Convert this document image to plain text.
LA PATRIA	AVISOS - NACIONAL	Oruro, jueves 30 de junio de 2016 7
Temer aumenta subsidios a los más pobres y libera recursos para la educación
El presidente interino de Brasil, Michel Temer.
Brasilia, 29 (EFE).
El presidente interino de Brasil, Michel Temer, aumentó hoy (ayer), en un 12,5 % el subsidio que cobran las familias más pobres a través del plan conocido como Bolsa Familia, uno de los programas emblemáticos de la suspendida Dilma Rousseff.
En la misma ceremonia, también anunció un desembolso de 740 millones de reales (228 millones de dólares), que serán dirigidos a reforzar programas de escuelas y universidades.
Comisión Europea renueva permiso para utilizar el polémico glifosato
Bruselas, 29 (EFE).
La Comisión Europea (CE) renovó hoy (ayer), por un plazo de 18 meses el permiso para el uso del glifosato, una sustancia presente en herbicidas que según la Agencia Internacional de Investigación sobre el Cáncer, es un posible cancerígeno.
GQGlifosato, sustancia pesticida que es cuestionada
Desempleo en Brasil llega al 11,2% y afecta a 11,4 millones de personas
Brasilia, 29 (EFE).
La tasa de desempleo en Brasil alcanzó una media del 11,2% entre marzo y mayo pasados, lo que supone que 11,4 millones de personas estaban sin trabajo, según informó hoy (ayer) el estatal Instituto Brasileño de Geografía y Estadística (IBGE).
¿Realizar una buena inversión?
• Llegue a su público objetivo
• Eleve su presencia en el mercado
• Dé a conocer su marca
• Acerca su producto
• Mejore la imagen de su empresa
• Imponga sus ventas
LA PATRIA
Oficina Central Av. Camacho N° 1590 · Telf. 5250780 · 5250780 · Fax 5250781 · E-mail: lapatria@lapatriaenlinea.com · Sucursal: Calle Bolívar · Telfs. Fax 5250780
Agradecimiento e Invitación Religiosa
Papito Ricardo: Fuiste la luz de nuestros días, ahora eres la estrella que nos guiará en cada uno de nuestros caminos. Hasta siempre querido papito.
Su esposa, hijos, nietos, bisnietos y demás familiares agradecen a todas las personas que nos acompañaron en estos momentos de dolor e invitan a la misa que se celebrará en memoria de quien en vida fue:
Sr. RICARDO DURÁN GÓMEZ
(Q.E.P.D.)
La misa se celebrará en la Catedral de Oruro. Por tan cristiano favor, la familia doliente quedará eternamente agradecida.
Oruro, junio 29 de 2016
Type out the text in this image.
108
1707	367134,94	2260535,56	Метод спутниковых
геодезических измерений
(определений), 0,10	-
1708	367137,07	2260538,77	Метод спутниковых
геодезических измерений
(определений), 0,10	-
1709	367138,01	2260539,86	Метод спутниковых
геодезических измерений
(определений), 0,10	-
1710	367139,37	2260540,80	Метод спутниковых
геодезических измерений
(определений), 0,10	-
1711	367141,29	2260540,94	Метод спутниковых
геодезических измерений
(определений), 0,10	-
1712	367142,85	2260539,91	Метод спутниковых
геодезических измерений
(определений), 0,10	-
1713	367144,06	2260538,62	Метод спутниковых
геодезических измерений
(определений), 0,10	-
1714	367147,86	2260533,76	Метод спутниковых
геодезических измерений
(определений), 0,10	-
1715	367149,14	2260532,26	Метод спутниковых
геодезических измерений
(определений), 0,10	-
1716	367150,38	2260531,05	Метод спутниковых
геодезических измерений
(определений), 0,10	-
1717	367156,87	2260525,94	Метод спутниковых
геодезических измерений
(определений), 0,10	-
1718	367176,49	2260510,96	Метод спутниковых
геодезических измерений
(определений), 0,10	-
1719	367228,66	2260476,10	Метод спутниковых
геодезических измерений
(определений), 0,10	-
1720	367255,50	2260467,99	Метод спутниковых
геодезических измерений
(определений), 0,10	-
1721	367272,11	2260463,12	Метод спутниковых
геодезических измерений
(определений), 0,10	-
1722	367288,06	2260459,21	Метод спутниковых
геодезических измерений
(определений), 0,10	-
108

----------

■ Work to do: Write out every record, exactly as written.

■ The response:
Convert this document image to plain text.
LA PATRIA	AVISOS - NACIONAL	Oruro, jueves 30 de junio de 2016 7
Temer aumenta subsidios a los más pobres y libera recursos para la educación
El presidente interino de Brasil, Michel Temer.
Brasilia, 29 (EFE).
El presidente interino de Brasil, Michel Temer, aumentó hoy (ayer), en un 12,5 % el subsidio que cobran las familias más pobres a través del plan conocido como Bolsa Familia, uno de los programas emblemáticos de la suspendida Dilma Rousseff.
En la misma ceremonia, también anunció un desembolso de 740 millones de reales (228 millones de dólares), que serán dirigidos a reforzar programas de escuelas y universidades.
Comisión Europea renueva permiso para utilizar el polémico glifosato
Bruselas, 29 (EFE).
La Comisión Europea (CE) renovó hoy (ayer), por un plazo de 18 meses el permiso para el uso del glifosato, una sustancia presente en herbicidas que según la Agencia Internacional de Investigación sobre el Cáncer, es un posible cancerígeno.
GQGlifosato, sustancia pesticida que es cuestionada
Desempleo en Brasil llega al 11,2% y afecta a 11,4 millones de personas
Brasilia, 29 (EFE).
La tasa de desempleo en Brasil alcanzó una media del 11,2% entre marzo y mayo pasados, lo que supone que 11,4 millones de personas estaban sin trabajo, según informó hoy (ayer) el estatal Instituto Brasileño de Geografía y Estadística (IBGE).
¿Realizar una buena inversión?
• Llegue a su público objetivo
• Eleve su presencia en el mercado
• Dé a conocer su marca
• Acerca su producto
• Mejore la imagen de su empresa
• Imponga sus ventas
LA PATRIA
Oficina Central Av. Camacho N° 1590 · Telf. 5250780 · 5250780 · Fax 5250781 · E-mail: lapatria@lapatriaenlinea.com · Sucursal: Calle Bolívar · Telfs. Fax 5250780
Agradecimiento e Invitación Religiosa
Papito Ricardo: Fuiste la luz de nuestros días, ahora eres la estrella que nos guiará en cada uno de nuestros caminos. Hasta siempre querido papito.
Su esposa, hijos, nietos, bisnietos y demás familiares agradecen a todas las personas que nos acompañaron en estos momentos de dolor e invitan a la misa que se celebrará en memoria de quien en vida fue:
Sr. RICARDO DURÁN GÓMEZ
(Q.E.P.D.)
La misa se celebrará en la Catedral de Oruro. Por tan cristiano favor, la familia doliente quedará eternamente agradecida.
Oruro, junio 29 de 2016
Type out the text in this image.
108
1707	367134,94	2260535,56	Метод спутниковых
геодезических измерений
(определений), 0,10	-
1708	367137,07	2260538,77	Метод спутниковых
геодезических измерений
(определений), 0,10	-
1709	367138,01	2260539,86	Метод спутниковых
геодезических измерений
(определений), 0,10	-
1710	367139,37	2260540,80	Метод спутниковых
геодезических измерений
(определений), 0,10	-
1711	367141,29	2260540,94	Метод спутниковых
геодезических измерений
(определений), 0,10	-
1712	367142,85	2260539,91	Метод спутниковых
геодезических измерений
(определений), 0,10	-
1713	367144,06	2260538,62	Метод спутниковых
геодезических измерений
(определений), 0,10	-
1714	367147,86	2260533,76	Метод спутниковых
геодезических измерений
(определений), 0,10	-
1715	367149,14	2260532,26	Метод спутниковых
геодезических измерений
(определений), 0,10	-
1716	367150,38	2260531,05	Метод спутниковых
геодезических измерений
(определений), 0,10	-
1717	367156,87	2260525,94	Метод спутниковых
геодезических измерений
(определений), 0,10	-
1718	367176,49	2260510,96	Метод спутниковых
геодезических измерений
(определений), 0,10	-
1719	367228,66	2260476,10	Метод спутниковых
геодезических измерений
(определений), 0,10	-
1720	367255,50	2260467,99	Метод спутниковых
геодезических измерений
(определений), 0,10	-
1721	367272,11	2260463,12	Метод спутниковых
геодезических измерений
(определений), 0,10	-
1722	367288,06	2260459,21	Метод спутниковых
геодезических измерений
(определений), 0,10	-
108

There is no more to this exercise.